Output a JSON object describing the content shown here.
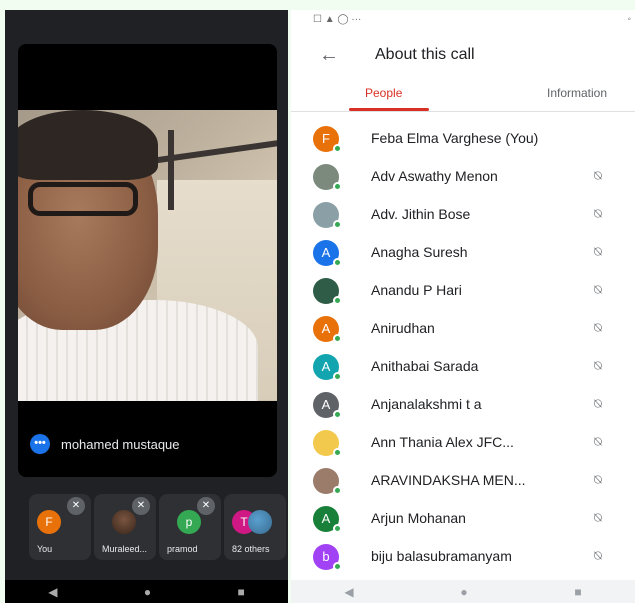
{
  "left": {
    "video_participant_name": "mohamed mustaque",
    "tiles": [
      {
        "label": "You",
        "initial": "F"
      },
      {
        "label": "Muraleed...",
        "initial": ""
      },
      {
        "label": "pramod",
        "initial": "p"
      },
      {
        "label": "82 others",
        "initial": "T"
      }
    ]
  },
  "right": {
    "title": "About this call",
    "tabs": [
      {
        "label": "People"
      },
      {
        "label": "Information"
      }
    ],
    "people": [
      {
        "name": "Feba Elma Varghese (You)",
        "initial": "F",
        "color": "#e8710a",
        "muted": false
      },
      {
        "name": "Adv Aswathy Menon",
        "initial": "",
        "color": "#7c8a7e",
        "muted": true
      },
      {
        "name": "Adv. Jithin Bose",
        "initial": "",
        "color": "#8aa0a6",
        "muted": true
      },
      {
        "name": "Anagha Suresh",
        "initial": "A",
        "color": "#1a73e8",
        "muted": true
      },
      {
        "name": "Anandu P Hari",
        "initial": "",
        "color": "#2e5c46",
        "muted": true
      },
      {
        "name": "Anirudhan",
        "initial": "A",
        "color": "#e8710a",
        "muted": true
      },
      {
        "name": "Anithabai Sarada",
        "initial": "A",
        "color": "#12a4af",
        "muted": true
      },
      {
        "name": "Anjanalakshmi t a",
        "initial": "A",
        "color": "#5f6368",
        "muted": true
      },
      {
        "name": "Ann Thania Alex JFC...",
        "initial": "",
        "color": "#f2c94c",
        "muted": true
      },
      {
        "name": "ARAVINDAKSHA MEN...",
        "initial": "",
        "color": "#9b7b6a",
        "muted": true
      },
      {
        "name": "Arjun Mohanan",
        "initial": "A",
        "color": "#188038",
        "muted": true
      },
      {
        "name": "biju balasubramanyam",
        "initial": "b",
        "color": "#a142f4",
        "muted": true
      }
    ]
  }
}
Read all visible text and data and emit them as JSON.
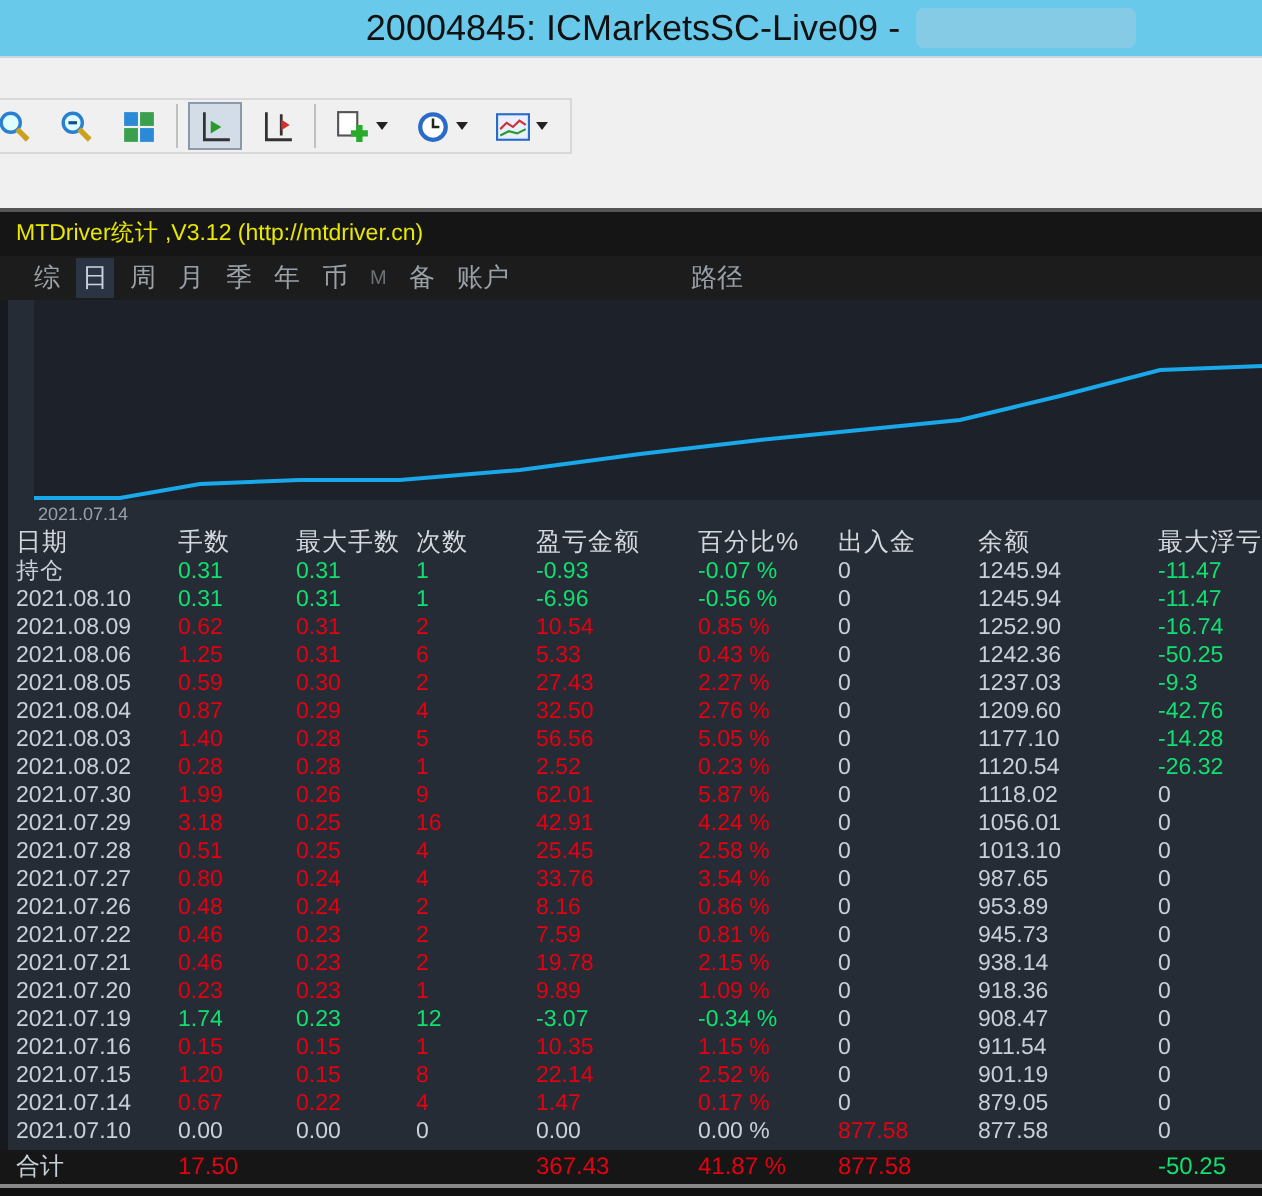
{
  "window": {
    "title": "20004845: ICMarketsSC-Live09 -"
  },
  "toolbar": {
    "items": [
      {
        "kind": "zoom-in",
        "pressed": false
      },
      {
        "kind": "zoom-out",
        "pressed": false
      },
      {
        "kind": "tile",
        "pressed": false
      },
      {
        "kind": "sep"
      },
      {
        "kind": "autoscroll",
        "pressed": true
      },
      {
        "kind": "shift",
        "pressed": false
      },
      {
        "kind": "sep"
      },
      {
        "kind": "new-chart",
        "pressed": false
      },
      {
        "kind": "clock",
        "pressed": false
      },
      {
        "kind": "template",
        "pressed": false
      }
    ]
  },
  "panel": {
    "caption": "MTDriver统计 ,V3.12 (http://mtdriver.cn)",
    "tabs": [
      {
        "label": "综",
        "selected": false,
        "disabled": false
      },
      {
        "label": "日",
        "selected": true,
        "disabled": false
      },
      {
        "label": "周",
        "selected": false,
        "disabled": false
      },
      {
        "label": "月",
        "selected": false,
        "disabled": false
      },
      {
        "label": "季",
        "selected": false,
        "disabled": false
      },
      {
        "label": "年",
        "selected": false,
        "disabled": false
      },
      {
        "label": "币",
        "selected": false,
        "disabled": false
      },
      {
        "label": "M",
        "selected": false,
        "disabled": true
      },
      {
        "label": "备",
        "selected": false,
        "disabled": false
      },
      {
        "label": "账户",
        "selected": false,
        "disabled": false
      },
      {
        "label": "路径",
        "selected": false,
        "disabled": false
      }
    ],
    "chart_start_label": "2021.07.14"
  },
  "table": {
    "columns": [
      "日期",
      "手数",
      "最大手数",
      "次数",
      "盈亏金额",
      "百分比%",
      "出入金",
      "余额",
      "最大浮亏"
    ],
    "rows": [
      {
        "cells": [
          {
            "text": "持仓",
            "color": "#c8d0dc"
          },
          {
            "text": "0.31",
            "color": "#10e070"
          },
          {
            "text": "0.31",
            "color": "#10e070"
          },
          {
            "text": "1",
            "color": "#10e070"
          },
          {
            "text": "-0.93",
            "color": "#10e070"
          },
          {
            "text": "-0.07 %",
            "color": "#10e070"
          },
          {
            "text": "0",
            "color": "#c8d0dc"
          },
          {
            "text": "1245.94",
            "color": "#c8d0dc"
          },
          {
            "text": "-11.47",
            "color": "#10e070"
          }
        ]
      },
      {
        "cells": [
          {
            "text": "2021.08.10",
            "color": "#c8d0dc"
          },
          {
            "text": "0.31",
            "color": "#10e070"
          },
          {
            "text": "0.31",
            "color": "#10e070"
          },
          {
            "text": "1",
            "color": "#10e070"
          },
          {
            "text": "-6.96",
            "color": "#10e070"
          },
          {
            "text": "-0.56 %",
            "color": "#10e070"
          },
          {
            "text": "0",
            "color": "#c8d0dc"
          },
          {
            "text": "1245.94",
            "color": "#c8d0dc"
          },
          {
            "text": "-11.47",
            "color": "#10e070"
          }
        ]
      },
      {
        "cells": [
          {
            "text": "2021.08.09",
            "color": "#c8d0dc"
          },
          {
            "text": "0.62",
            "color": "#e40010"
          },
          {
            "text": "0.31",
            "color": "#e40010"
          },
          {
            "text": "2",
            "color": "#e40010"
          },
          {
            "text": "10.54",
            "color": "#e40010"
          },
          {
            "text": "0.85 %",
            "color": "#e40010"
          },
          {
            "text": "0",
            "color": "#c8d0dc"
          },
          {
            "text": "1252.90",
            "color": "#c8d0dc"
          },
          {
            "text": "-16.74",
            "color": "#10e070"
          }
        ]
      },
      {
        "cells": [
          {
            "text": "2021.08.06",
            "color": "#c8d0dc"
          },
          {
            "text": "1.25",
            "color": "#e40010"
          },
          {
            "text": "0.31",
            "color": "#e40010"
          },
          {
            "text": "6",
            "color": "#e40010"
          },
          {
            "text": "5.33",
            "color": "#e40010"
          },
          {
            "text": "0.43 %",
            "color": "#e40010"
          },
          {
            "text": "0",
            "color": "#c8d0dc"
          },
          {
            "text": "1242.36",
            "color": "#c8d0dc"
          },
          {
            "text": "-50.25",
            "color": "#10e070"
          }
        ]
      },
      {
        "cells": [
          {
            "text": "2021.08.05",
            "color": "#c8d0dc"
          },
          {
            "text": "0.59",
            "color": "#e40010"
          },
          {
            "text": "0.30",
            "color": "#e40010"
          },
          {
            "text": "2",
            "color": "#e40010"
          },
          {
            "text": "27.43",
            "color": "#e40010"
          },
          {
            "text": "2.27 %",
            "color": "#e40010"
          },
          {
            "text": "0",
            "color": "#c8d0dc"
          },
          {
            "text": "1237.03",
            "color": "#c8d0dc"
          },
          {
            "text": "-9.3",
            "color": "#10e070"
          }
        ]
      },
      {
        "cells": [
          {
            "text": "2021.08.04",
            "color": "#c8d0dc"
          },
          {
            "text": "0.87",
            "color": "#e40010"
          },
          {
            "text": "0.29",
            "color": "#e40010"
          },
          {
            "text": "4",
            "color": "#e40010"
          },
          {
            "text": "32.50",
            "color": "#e40010"
          },
          {
            "text": "2.76 %",
            "color": "#e40010"
          },
          {
            "text": "0",
            "color": "#c8d0dc"
          },
          {
            "text": "1209.60",
            "color": "#c8d0dc"
          },
          {
            "text": "-42.76",
            "color": "#10e070"
          }
        ]
      },
      {
        "cells": [
          {
            "text": "2021.08.03",
            "color": "#c8d0dc"
          },
          {
            "text": "1.40",
            "color": "#e40010"
          },
          {
            "text": "0.28",
            "color": "#e40010"
          },
          {
            "text": "5",
            "color": "#e40010"
          },
          {
            "text": "56.56",
            "color": "#e40010"
          },
          {
            "text": "5.05 %",
            "color": "#e40010"
          },
          {
            "text": "0",
            "color": "#c8d0dc"
          },
          {
            "text": "1177.10",
            "color": "#c8d0dc"
          },
          {
            "text": "-14.28",
            "color": "#10e070"
          }
        ]
      },
      {
        "cells": [
          {
            "text": "2021.08.02",
            "color": "#c8d0dc"
          },
          {
            "text": "0.28",
            "color": "#e40010"
          },
          {
            "text": "0.28",
            "color": "#e40010"
          },
          {
            "text": "1",
            "color": "#e40010"
          },
          {
            "text": "2.52",
            "color": "#e40010"
          },
          {
            "text": "0.23 %",
            "color": "#e40010"
          },
          {
            "text": "0",
            "color": "#c8d0dc"
          },
          {
            "text": "1120.54",
            "color": "#c8d0dc"
          },
          {
            "text": "-26.32",
            "color": "#10e070"
          }
        ]
      },
      {
        "cells": [
          {
            "text": "2021.07.30",
            "color": "#c8d0dc"
          },
          {
            "text": "1.99",
            "color": "#e40010"
          },
          {
            "text": "0.26",
            "color": "#e40010"
          },
          {
            "text": "9",
            "color": "#e40010"
          },
          {
            "text": "62.01",
            "color": "#e40010"
          },
          {
            "text": "5.87 %",
            "color": "#e40010"
          },
          {
            "text": "0",
            "color": "#c8d0dc"
          },
          {
            "text": "1118.02",
            "color": "#c8d0dc"
          },
          {
            "text": "0",
            "color": "#c8d0dc"
          }
        ]
      },
      {
        "cells": [
          {
            "text": "2021.07.29",
            "color": "#c8d0dc"
          },
          {
            "text": "3.18",
            "color": "#e40010"
          },
          {
            "text": "0.25",
            "color": "#e40010"
          },
          {
            "text": "16",
            "color": "#e40010"
          },
          {
            "text": "42.91",
            "color": "#e40010"
          },
          {
            "text": "4.24 %",
            "color": "#e40010"
          },
          {
            "text": "0",
            "color": "#c8d0dc"
          },
          {
            "text": "1056.01",
            "color": "#c8d0dc"
          },
          {
            "text": "0",
            "color": "#c8d0dc"
          }
        ]
      },
      {
        "cells": [
          {
            "text": "2021.07.28",
            "color": "#c8d0dc"
          },
          {
            "text": "0.51",
            "color": "#e40010"
          },
          {
            "text": "0.25",
            "color": "#e40010"
          },
          {
            "text": "4",
            "color": "#e40010"
          },
          {
            "text": "25.45",
            "color": "#e40010"
          },
          {
            "text": "2.58 %",
            "color": "#e40010"
          },
          {
            "text": "0",
            "color": "#c8d0dc"
          },
          {
            "text": "1013.10",
            "color": "#c8d0dc"
          },
          {
            "text": "0",
            "color": "#c8d0dc"
          }
        ]
      },
      {
        "cells": [
          {
            "text": "2021.07.27",
            "color": "#c8d0dc"
          },
          {
            "text": "0.80",
            "color": "#e40010"
          },
          {
            "text": "0.24",
            "color": "#e40010"
          },
          {
            "text": "4",
            "color": "#e40010"
          },
          {
            "text": "33.76",
            "color": "#e40010"
          },
          {
            "text": "3.54 %",
            "color": "#e40010"
          },
          {
            "text": "0",
            "color": "#c8d0dc"
          },
          {
            "text": "987.65",
            "color": "#c8d0dc"
          },
          {
            "text": "0",
            "color": "#c8d0dc"
          }
        ]
      },
      {
        "cells": [
          {
            "text": "2021.07.26",
            "color": "#c8d0dc"
          },
          {
            "text": "0.48",
            "color": "#e40010"
          },
          {
            "text": "0.24",
            "color": "#e40010"
          },
          {
            "text": "2",
            "color": "#e40010"
          },
          {
            "text": "8.16",
            "color": "#e40010"
          },
          {
            "text": "0.86 %",
            "color": "#e40010"
          },
          {
            "text": "0",
            "color": "#c8d0dc"
          },
          {
            "text": "953.89",
            "color": "#c8d0dc"
          },
          {
            "text": "0",
            "color": "#c8d0dc"
          }
        ]
      },
      {
        "cells": [
          {
            "text": "2021.07.22",
            "color": "#c8d0dc"
          },
          {
            "text": "0.46",
            "color": "#e40010"
          },
          {
            "text": "0.23",
            "color": "#e40010"
          },
          {
            "text": "2",
            "color": "#e40010"
          },
          {
            "text": "7.59",
            "color": "#e40010"
          },
          {
            "text": "0.81 %",
            "color": "#e40010"
          },
          {
            "text": "0",
            "color": "#c8d0dc"
          },
          {
            "text": "945.73",
            "color": "#c8d0dc"
          },
          {
            "text": "0",
            "color": "#c8d0dc"
          }
        ]
      },
      {
        "cells": [
          {
            "text": "2021.07.21",
            "color": "#c8d0dc"
          },
          {
            "text": "0.46",
            "color": "#e40010"
          },
          {
            "text": "0.23",
            "color": "#e40010"
          },
          {
            "text": "2",
            "color": "#e40010"
          },
          {
            "text": "19.78",
            "color": "#e40010"
          },
          {
            "text": "2.15 %",
            "color": "#e40010"
          },
          {
            "text": "0",
            "color": "#c8d0dc"
          },
          {
            "text": "938.14",
            "color": "#c8d0dc"
          },
          {
            "text": "0",
            "color": "#c8d0dc"
          }
        ]
      },
      {
        "cells": [
          {
            "text": "2021.07.20",
            "color": "#c8d0dc"
          },
          {
            "text": "0.23",
            "color": "#e40010"
          },
          {
            "text": "0.23",
            "color": "#e40010"
          },
          {
            "text": "1",
            "color": "#e40010"
          },
          {
            "text": "9.89",
            "color": "#e40010"
          },
          {
            "text": "1.09 %",
            "color": "#e40010"
          },
          {
            "text": "0",
            "color": "#c8d0dc"
          },
          {
            "text": "918.36",
            "color": "#c8d0dc"
          },
          {
            "text": "0",
            "color": "#c8d0dc"
          }
        ]
      },
      {
        "cells": [
          {
            "text": "2021.07.19",
            "color": "#c8d0dc"
          },
          {
            "text": "1.74",
            "color": "#10e070"
          },
          {
            "text": "0.23",
            "color": "#10e070"
          },
          {
            "text": "12",
            "color": "#10e070"
          },
          {
            "text": "-3.07",
            "color": "#10e070"
          },
          {
            "text": "-0.34 %",
            "color": "#10e070"
          },
          {
            "text": "0",
            "color": "#c8d0dc"
          },
          {
            "text": "908.47",
            "color": "#c8d0dc"
          },
          {
            "text": "0",
            "color": "#c8d0dc"
          }
        ]
      },
      {
        "cells": [
          {
            "text": "2021.07.16",
            "color": "#c8d0dc"
          },
          {
            "text": "0.15",
            "color": "#e40010"
          },
          {
            "text": "0.15",
            "color": "#e40010"
          },
          {
            "text": "1",
            "color": "#e40010"
          },
          {
            "text": "10.35",
            "color": "#e40010"
          },
          {
            "text": "1.15 %",
            "color": "#e40010"
          },
          {
            "text": "0",
            "color": "#c8d0dc"
          },
          {
            "text": "911.54",
            "color": "#c8d0dc"
          },
          {
            "text": "0",
            "color": "#c8d0dc"
          }
        ]
      },
      {
        "cells": [
          {
            "text": "2021.07.15",
            "color": "#c8d0dc"
          },
          {
            "text": "1.20",
            "color": "#e40010"
          },
          {
            "text": "0.15",
            "color": "#e40010"
          },
          {
            "text": "8",
            "color": "#e40010"
          },
          {
            "text": "22.14",
            "color": "#e40010"
          },
          {
            "text": "2.52 %",
            "color": "#e40010"
          },
          {
            "text": "0",
            "color": "#c8d0dc"
          },
          {
            "text": "901.19",
            "color": "#c8d0dc"
          },
          {
            "text": "0",
            "color": "#c8d0dc"
          }
        ]
      },
      {
        "cells": [
          {
            "text": "2021.07.14",
            "color": "#c8d0dc"
          },
          {
            "text": "0.67",
            "color": "#e40010"
          },
          {
            "text": "0.22",
            "color": "#e40010"
          },
          {
            "text": "4",
            "color": "#e40010"
          },
          {
            "text": "1.47",
            "color": "#e40010"
          },
          {
            "text": "0.17 %",
            "color": "#e40010"
          },
          {
            "text": "0",
            "color": "#c8d0dc"
          },
          {
            "text": "879.05",
            "color": "#c8d0dc"
          },
          {
            "text": "0",
            "color": "#c8d0dc"
          }
        ]
      },
      {
        "cells": [
          {
            "text": "2021.07.10",
            "color": "#c8d0dc"
          },
          {
            "text": "0.00",
            "color": "#c8d0dc"
          },
          {
            "text": "0.00",
            "color": "#c8d0dc"
          },
          {
            "text": "0",
            "color": "#c8d0dc"
          },
          {
            "text": "0.00",
            "color": "#c8d0dc"
          },
          {
            "text": "0.00 %",
            "color": "#c8d0dc"
          },
          {
            "text": "877.58",
            "color": "#e40010"
          },
          {
            "text": "877.58",
            "color": "#c8d0dc"
          },
          {
            "text": "0",
            "color": "#c8d0dc"
          }
        ]
      }
    ],
    "total": {
      "label": {
        "text": "合计",
        "color": "#c8d0dc"
      },
      "lots": {
        "text": "17.50",
        "color": "#e40010"
      },
      "profit": {
        "text": "367.43",
        "color": "#e40010"
      },
      "percent": {
        "text": "41.87 %",
        "color": "#e40010"
      },
      "deposit": {
        "text": "877.58",
        "color": "#e40010"
      },
      "max_float": {
        "text": "-50.25",
        "color": "#10e070"
      }
    }
  }
}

-- -- --

* **Given task**:
Pull every line containing "title" out of the data above.

* **Finished task**:
    "title": "About this call",
    "title": "20004845: ICMarketsSC-Live09 -"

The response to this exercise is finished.